● **Your instructions**:
Write the records out again exactly, leaving no images in.

● **Records supplied**:

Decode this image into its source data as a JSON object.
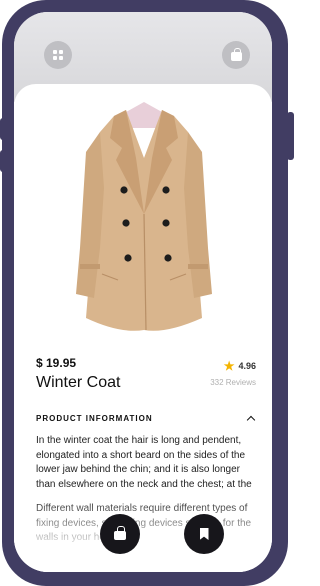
{
  "product": {
    "price": "$ 19.95",
    "name": "Winter Coat",
    "rating": "4.96",
    "reviews": "332 Reviews"
  },
  "section": {
    "title": "PRODUCT INFORMATION"
  },
  "description": {
    "paragraph1": "In the winter coat the hair is long and pendent, elongated into a short beard on the sides of the lower jaw behind the chin; and it is also longer than elsewhere on the neck and the chest; at the",
    "paragraph2": "Different wall materials require different types of fixing devices, so picking devices suitable for the walls in your house."
  },
  "icons": {
    "top_left": "grid-icon",
    "top_right": "bag-icon",
    "star": "star-icon",
    "chevron": "chevron-up-icon",
    "fab_left": "cart-icon",
    "fab_right": "bookmark-icon"
  },
  "colors": {
    "frame": "#413d63",
    "fab": "#17161b",
    "star": "#f4b400",
    "coat": "#d9b58d"
  }
}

● **Completed exercise**:
Decode this image into its source data as a JSON object.
{
  "product": {
    "price": "$ 19.95",
    "name": "Winter Coat",
    "rating": "4.96",
    "reviews": "332 Reviews"
  },
  "section": {
    "title": "PRODUCT INFORMATION"
  },
  "description": {
    "paragraph1": "In the winter coat the hair is long and pendent, elongated into a short beard on the sides of the lower jaw behind the chin; and it is also longer than elsewhere on the neck and the chest; at the",
    "paragraph2": "Different wall materials require different types of fixing devices, so picking devices suitable for the walls in your house."
  },
  "icons": {
    "top_left": "grid-icon",
    "top_right": "bag-icon",
    "star": "star-icon",
    "chevron": "chevron-up-icon",
    "fab_left": "cart-icon",
    "fab_right": "bookmark-icon"
  },
  "colors": {
    "frame": "#413d63",
    "fab": "#17161b",
    "star": "#f4b400",
    "coat": "#d9b58d"
  }
}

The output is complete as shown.